Request:
Copy all the data exactly, except the pictures.

Source material:

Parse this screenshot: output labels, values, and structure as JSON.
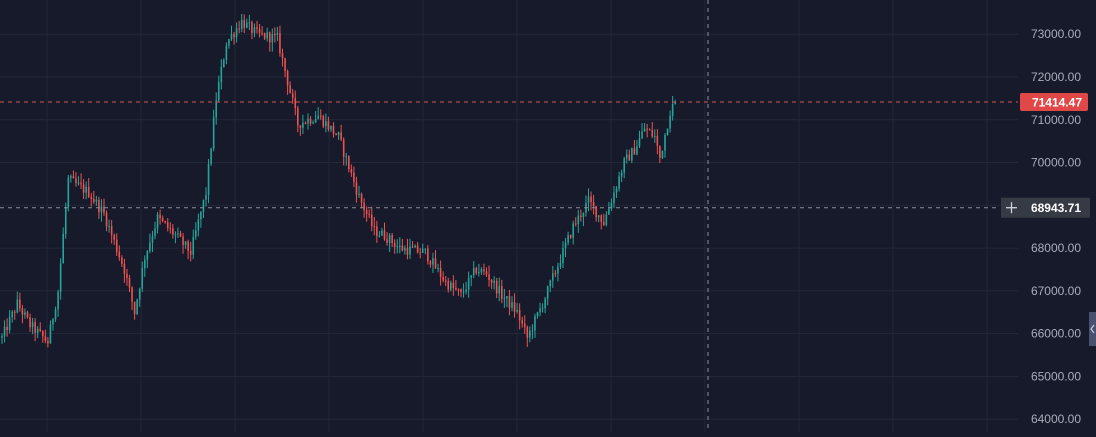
{
  "colors": {
    "background": "#161a2b",
    "grid": "#232838",
    "axis_text": "#a9adb9",
    "up": "#26a69a",
    "down": "#ef5350",
    "last_price_line": "#d9534f",
    "last_price_badge": "#e04848",
    "crosshair": "#8a8e9c",
    "crosshair_badge": "#363a45"
  },
  "chart_data": {
    "type": "candlestick",
    "ylim": [
      63700,
      73800
    ],
    "y_ticks": [
      "73000.00",
      "72000.00",
      "71000.00",
      "70000.00",
      "69000.00",
      "68000.00",
      "67000.00",
      "66000.00",
      "65000.00",
      "64000.00"
    ],
    "last_price": {
      "value": 71414.47,
      "label": "71414.47"
    },
    "crosshair": {
      "price": 68943.71,
      "label": "68943.71",
      "icon": "plus-icon"
    },
    "grid": true,
    "anchors": [
      [
        0,
        65900
      ],
      [
        6,
        66700
      ],
      [
        11,
        66200
      ],
      [
        18,
        65800
      ],
      [
        22,
        67000
      ],
      [
        26,
        69600
      ],
      [
        34,
        69300
      ],
      [
        40,
        68800
      ],
      [
        48,
        67500
      ],
      [
        52,
        66500
      ],
      [
        56,
        67800
      ],
      [
        61,
        68700
      ],
      [
        68,
        68300
      ],
      [
        74,
        67900
      ],
      [
        80,
        69300
      ],
      [
        84,
        71500
      ],
      [
        88,
        72800
      ],
      [
        94,
        73300
      ],
      [
        100,
        73000
      ],
      [
        108,
        72900
      ],
      [
        116,
        70900
      ],
      [
        124,
        71100
      ],
      [
        132,
        70600
      ],
      [
        140,
        69200
      ],
      [
        146,
        68400
      ],
      [
        150,
        68300
      ],
      [
        156,
        68000
      ],
      [
        166,
        67900
      ],
      [
        174,
        67200
      ],
      [
        180,
        66900
      ],
      [
        186,
        67500
      ],
      [
        190,
        67400
      ],
      [
        196,
        66900
      ],
      [
        202,
        66500
      ],
      [
        206,
        65900
      ],
      [
        212,
        66700
      ],
      [
        218,
        67600
      ],
      [
        224,
        68500
      ],
      [
        230,
        69100
      ],
      [
        236,
        68600
      ],
      [
        240,
        69300
      ],
      [
        244,
        70000
      ],
      [
        248,
        70300
      ],
      [
        252,
        70800
      ],
      [
        256,
        70600
      ],
      [
        258,
        70100
      ],
      [
        262,
        71200
      ],
      [
        264,
        71414.47
      ]
    ]
  }
}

Written solution:
Parse this screenshot: output labels, values, and structure as JSON.
{
  "colors": {
    "background": "#161a2b",
    "grid": "#232838",
    "axis_text": "#a9adb9",
    "up": "#26a69a",
    "down": "#ef5350",
    "last_price_line": "#d9534f",
    "last_price_badge": "#e04848",
    "crosshair": "#8a8e9c",
    "crosshair_badge": "#363a45"
  },
  "chart_data": {
    "type": "candlestick",
    "ylim": [
      63700,
      73800
    ],
    "y_ticks": [
      "73000.00",
      "72000.00",
      "71000.00",
      "70000.00",
      "69000.00",
      "68000.00",
      "67000.00",
      "66000.00",
      "65000.00",
      "64000.00"
    ],
    "last_price": {
      "value": 71414.47,
      "label": "71414.47"
    },
    "crosshair": {
      "price": 68943.71,
      "label": "68943.71",
      "icon": "plus-icon"
    },
    "grid": true,
    "anchors": [
      [
        0,
        65900
      ],
      [
        6,
        66700
      ],
      [
        11,
        66200
      ],
      [
        18,
        65800
      ],
      [
        22,
        67000
      ],
      [
        26,
        69600
      ],
      [
        34,
        69300
      ],
      [
        40,
        68800
      ],
      [
        48,
        67500
      ],
      [
        52,
        66500
      ],
      [
        56,
        67800
      ],
      [
        61,
        68700
      ],
      [
        68,
        68300
      ],
      [
        74,
        67900
      ],
      [
        80,
        69300
      ],
      [
        84,
        71500
      ],
      [
        88,
        72800
      ],
      [
        94,
        73300
      ],
      [
        100,
        73000
      ],
      [
        108,
        72900
      ],
      [
        116,
        70900
      ],
      [
        124,
        71100
      ],
      [
        132,
        70600
      ],
      [
        140,
        69200
      ],
      [
        146,
        68400
      ],
      [
        150,
        68300
      ],
      [
        156,
        68000
      ],
      [
        166,
        67900
      ],
      [
        174,
        67200
      ],
      [
        180,
        66900
      ],
      [
        186,
        67500
      ],
      [
        190,
        67400
      ],
      [
        196,
        66900
      ],
      [
        202,
        66500
      ],
      [
        206,
        65900
      ],
      [
        212,
        66700
      ],
      [
        218,
        67600
      ],
      [
        224,
        68500
      ],
      [
        230,
        69100
      ],
      [
        236,
        68600
      ],
      [
        240,
        69300
      ],
      [
        244,
        70000
      ],
      [
        248,
        70300
      ],
      [
        252,
        70800
      ],
      [
        256,
        70600
      ],
      [
        258,
        70100
      ],
      [
        262,
        71200
      ],
      [
        264,
        71414.47
      ]
    ]
  }
}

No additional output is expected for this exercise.